> _Brief_: If a line of the material contains "Infirmary", copy it.
:: Task input ::
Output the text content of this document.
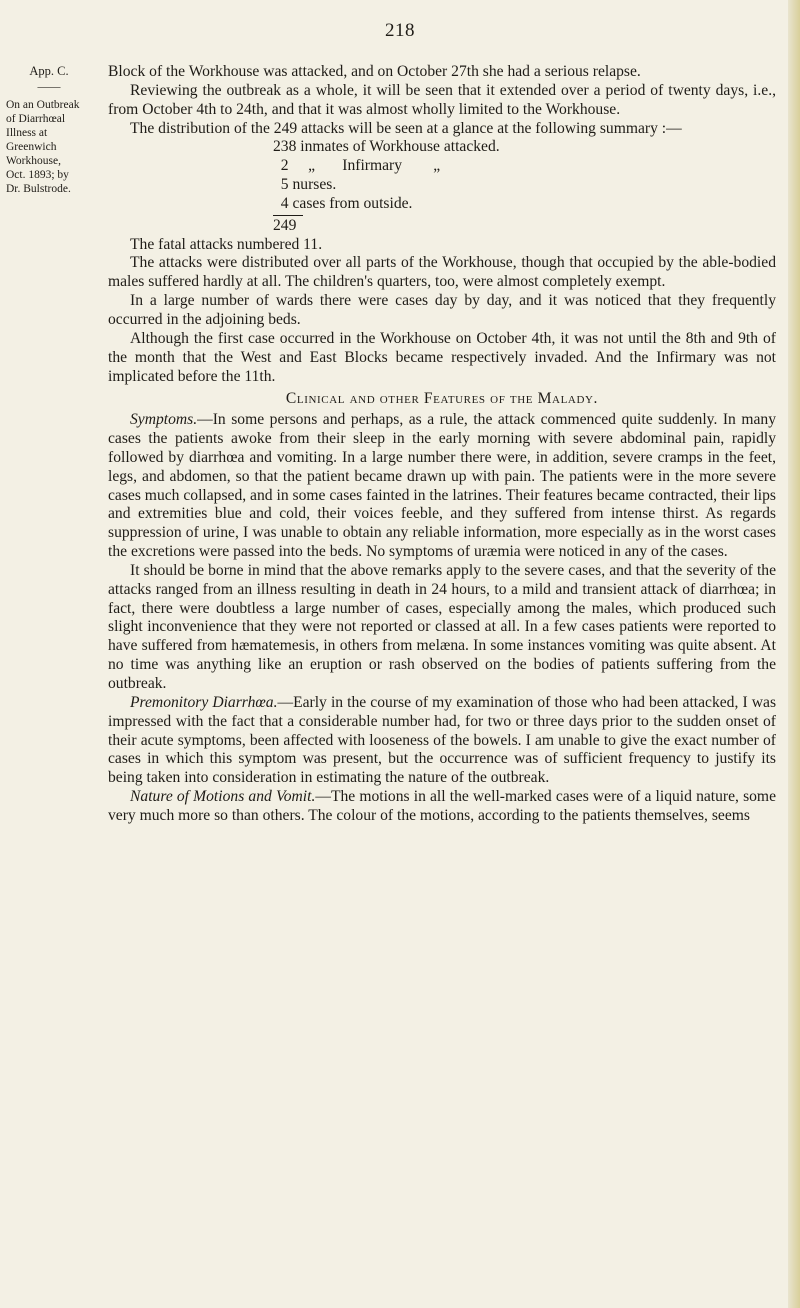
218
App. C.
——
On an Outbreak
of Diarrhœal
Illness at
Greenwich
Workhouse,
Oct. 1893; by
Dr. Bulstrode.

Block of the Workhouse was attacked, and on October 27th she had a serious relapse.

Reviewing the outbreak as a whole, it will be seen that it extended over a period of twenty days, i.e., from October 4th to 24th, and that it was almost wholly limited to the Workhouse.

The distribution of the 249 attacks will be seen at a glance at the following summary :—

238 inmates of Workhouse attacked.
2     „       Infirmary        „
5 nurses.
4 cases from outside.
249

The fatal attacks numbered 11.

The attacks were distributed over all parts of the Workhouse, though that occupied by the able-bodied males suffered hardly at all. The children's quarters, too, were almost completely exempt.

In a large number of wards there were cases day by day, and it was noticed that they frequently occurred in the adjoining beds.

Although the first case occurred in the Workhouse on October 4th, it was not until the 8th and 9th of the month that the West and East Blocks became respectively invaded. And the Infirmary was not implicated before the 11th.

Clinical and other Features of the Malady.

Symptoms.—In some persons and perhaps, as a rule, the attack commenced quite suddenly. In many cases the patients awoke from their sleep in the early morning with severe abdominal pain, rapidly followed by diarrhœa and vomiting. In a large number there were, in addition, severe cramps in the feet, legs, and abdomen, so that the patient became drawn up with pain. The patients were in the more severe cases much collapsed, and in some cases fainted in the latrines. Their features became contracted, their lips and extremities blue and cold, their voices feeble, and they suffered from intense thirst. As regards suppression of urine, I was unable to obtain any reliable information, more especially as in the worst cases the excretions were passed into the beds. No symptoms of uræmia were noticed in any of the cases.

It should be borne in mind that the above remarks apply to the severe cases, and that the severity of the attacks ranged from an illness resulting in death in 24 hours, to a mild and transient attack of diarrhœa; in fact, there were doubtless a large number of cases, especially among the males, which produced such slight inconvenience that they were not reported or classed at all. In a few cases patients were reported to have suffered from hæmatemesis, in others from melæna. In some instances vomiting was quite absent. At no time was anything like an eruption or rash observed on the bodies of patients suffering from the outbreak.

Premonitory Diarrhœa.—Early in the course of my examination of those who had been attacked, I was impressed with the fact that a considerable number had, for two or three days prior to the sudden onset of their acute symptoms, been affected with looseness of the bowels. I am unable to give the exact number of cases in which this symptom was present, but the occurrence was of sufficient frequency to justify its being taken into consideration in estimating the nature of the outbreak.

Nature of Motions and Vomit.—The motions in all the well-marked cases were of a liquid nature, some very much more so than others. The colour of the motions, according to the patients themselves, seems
:::
:: Task input ::
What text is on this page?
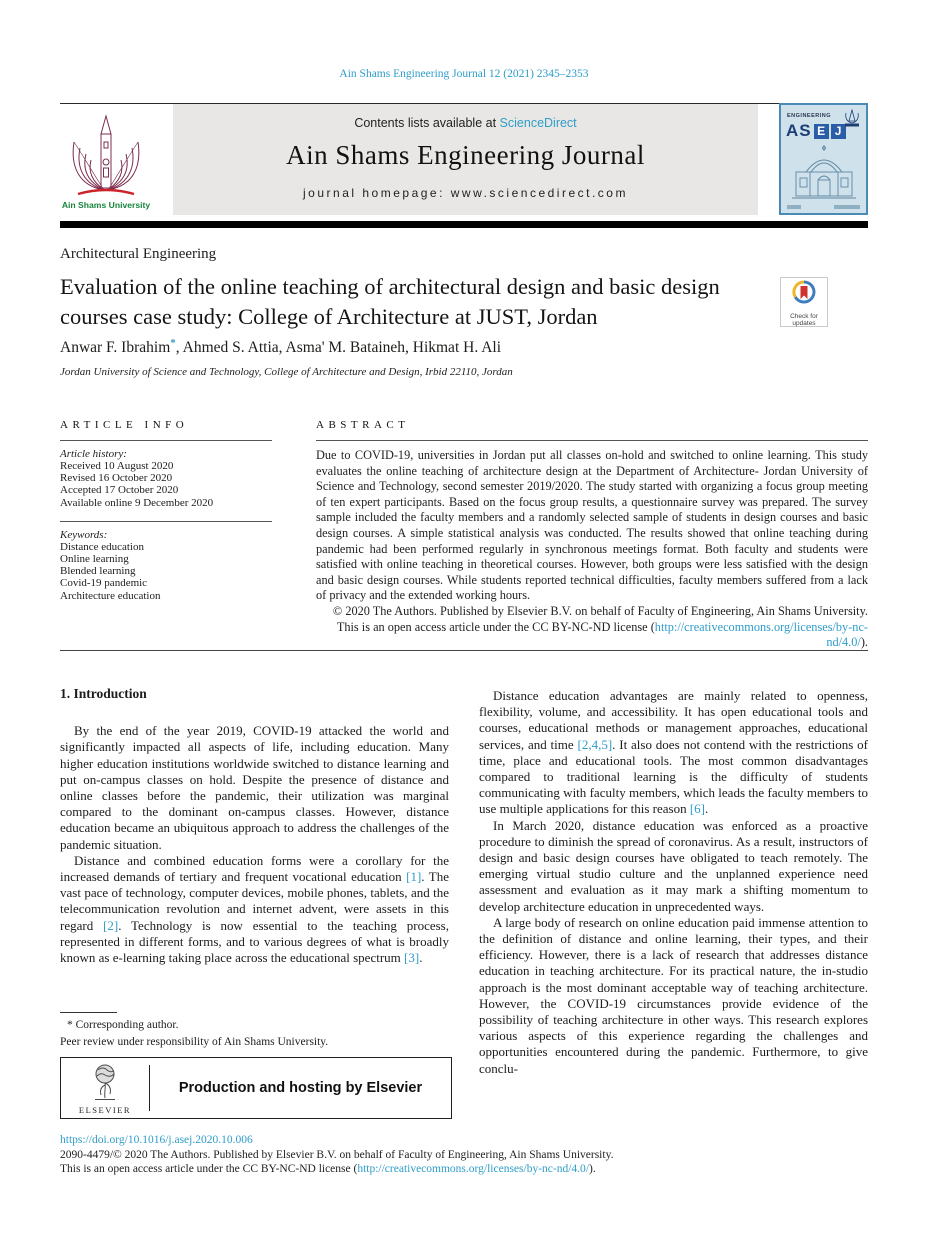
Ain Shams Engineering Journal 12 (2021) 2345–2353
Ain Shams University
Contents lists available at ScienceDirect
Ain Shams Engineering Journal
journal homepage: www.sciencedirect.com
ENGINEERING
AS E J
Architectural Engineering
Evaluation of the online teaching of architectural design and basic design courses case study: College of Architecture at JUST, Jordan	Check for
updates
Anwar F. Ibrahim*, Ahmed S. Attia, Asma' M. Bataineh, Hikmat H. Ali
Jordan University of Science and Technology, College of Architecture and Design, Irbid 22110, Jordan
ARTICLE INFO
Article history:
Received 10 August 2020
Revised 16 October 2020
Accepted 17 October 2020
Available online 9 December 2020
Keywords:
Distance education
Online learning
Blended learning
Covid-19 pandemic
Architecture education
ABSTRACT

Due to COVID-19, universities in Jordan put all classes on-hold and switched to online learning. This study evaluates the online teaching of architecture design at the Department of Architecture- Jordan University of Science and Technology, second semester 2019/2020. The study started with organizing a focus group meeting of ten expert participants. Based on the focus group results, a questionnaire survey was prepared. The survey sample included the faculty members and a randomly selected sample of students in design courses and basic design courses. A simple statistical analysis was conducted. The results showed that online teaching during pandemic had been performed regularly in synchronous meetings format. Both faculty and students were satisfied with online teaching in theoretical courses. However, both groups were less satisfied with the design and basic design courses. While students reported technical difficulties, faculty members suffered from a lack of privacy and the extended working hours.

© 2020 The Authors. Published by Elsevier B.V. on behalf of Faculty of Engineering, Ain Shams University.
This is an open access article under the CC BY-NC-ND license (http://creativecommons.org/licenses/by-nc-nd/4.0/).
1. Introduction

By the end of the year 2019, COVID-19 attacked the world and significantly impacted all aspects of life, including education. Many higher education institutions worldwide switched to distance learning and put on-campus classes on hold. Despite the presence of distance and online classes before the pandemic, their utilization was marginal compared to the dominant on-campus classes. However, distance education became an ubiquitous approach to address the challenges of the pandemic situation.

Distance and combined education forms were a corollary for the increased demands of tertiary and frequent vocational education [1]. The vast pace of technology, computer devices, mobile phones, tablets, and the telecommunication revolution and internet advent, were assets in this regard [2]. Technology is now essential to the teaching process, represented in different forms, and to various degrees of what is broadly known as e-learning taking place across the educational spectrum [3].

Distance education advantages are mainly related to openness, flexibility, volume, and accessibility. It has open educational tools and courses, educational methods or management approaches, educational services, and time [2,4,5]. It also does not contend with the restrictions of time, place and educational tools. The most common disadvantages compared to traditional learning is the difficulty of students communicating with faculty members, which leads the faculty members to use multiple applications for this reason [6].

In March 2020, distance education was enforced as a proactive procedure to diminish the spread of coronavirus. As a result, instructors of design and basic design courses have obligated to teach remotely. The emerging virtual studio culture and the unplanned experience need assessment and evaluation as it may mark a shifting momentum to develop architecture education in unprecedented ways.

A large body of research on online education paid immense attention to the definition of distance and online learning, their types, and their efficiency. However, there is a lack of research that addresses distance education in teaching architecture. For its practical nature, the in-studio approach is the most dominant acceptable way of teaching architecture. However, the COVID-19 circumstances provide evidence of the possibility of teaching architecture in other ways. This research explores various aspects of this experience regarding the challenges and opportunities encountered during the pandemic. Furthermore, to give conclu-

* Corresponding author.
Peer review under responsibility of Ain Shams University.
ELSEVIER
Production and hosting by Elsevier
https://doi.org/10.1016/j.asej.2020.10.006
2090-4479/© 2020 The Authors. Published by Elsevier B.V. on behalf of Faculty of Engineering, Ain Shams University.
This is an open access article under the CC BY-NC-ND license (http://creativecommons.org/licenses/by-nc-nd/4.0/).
:::
:: Task input ::
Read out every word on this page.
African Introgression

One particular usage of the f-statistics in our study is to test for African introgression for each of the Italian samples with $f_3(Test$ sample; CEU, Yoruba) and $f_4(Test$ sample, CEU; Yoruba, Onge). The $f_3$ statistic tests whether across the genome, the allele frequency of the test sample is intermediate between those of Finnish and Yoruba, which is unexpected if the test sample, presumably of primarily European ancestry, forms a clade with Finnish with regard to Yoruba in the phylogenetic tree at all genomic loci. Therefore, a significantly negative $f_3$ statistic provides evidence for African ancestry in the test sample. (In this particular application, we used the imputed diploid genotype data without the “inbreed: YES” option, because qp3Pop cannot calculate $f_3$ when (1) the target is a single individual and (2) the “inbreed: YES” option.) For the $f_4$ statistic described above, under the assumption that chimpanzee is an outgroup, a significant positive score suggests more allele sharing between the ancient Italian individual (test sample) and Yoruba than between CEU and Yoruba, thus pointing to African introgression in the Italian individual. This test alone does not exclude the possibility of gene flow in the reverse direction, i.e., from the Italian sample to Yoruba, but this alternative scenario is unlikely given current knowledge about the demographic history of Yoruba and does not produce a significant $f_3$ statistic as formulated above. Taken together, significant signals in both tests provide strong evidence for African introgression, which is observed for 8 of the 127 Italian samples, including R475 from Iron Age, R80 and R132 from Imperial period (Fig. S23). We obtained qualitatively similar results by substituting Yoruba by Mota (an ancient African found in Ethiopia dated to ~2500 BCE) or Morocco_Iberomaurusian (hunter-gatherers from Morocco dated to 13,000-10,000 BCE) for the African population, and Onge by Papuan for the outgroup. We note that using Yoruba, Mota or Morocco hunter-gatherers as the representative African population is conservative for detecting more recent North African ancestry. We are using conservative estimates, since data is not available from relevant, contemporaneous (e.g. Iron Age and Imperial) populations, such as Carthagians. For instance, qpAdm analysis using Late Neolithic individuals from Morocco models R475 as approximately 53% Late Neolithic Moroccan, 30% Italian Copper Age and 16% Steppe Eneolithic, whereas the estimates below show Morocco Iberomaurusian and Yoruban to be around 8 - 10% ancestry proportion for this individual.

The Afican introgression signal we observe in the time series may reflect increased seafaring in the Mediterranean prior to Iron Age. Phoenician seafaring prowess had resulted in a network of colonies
:::
> _Exercise output_:
2     „       Infirmary        „
Although the first case occurred in the Workhouse on October 4th, it was not until the 8th and 9th of the month that the West and East Blocks became respectively invaded. And the Infirmary was not implicated before the 11th.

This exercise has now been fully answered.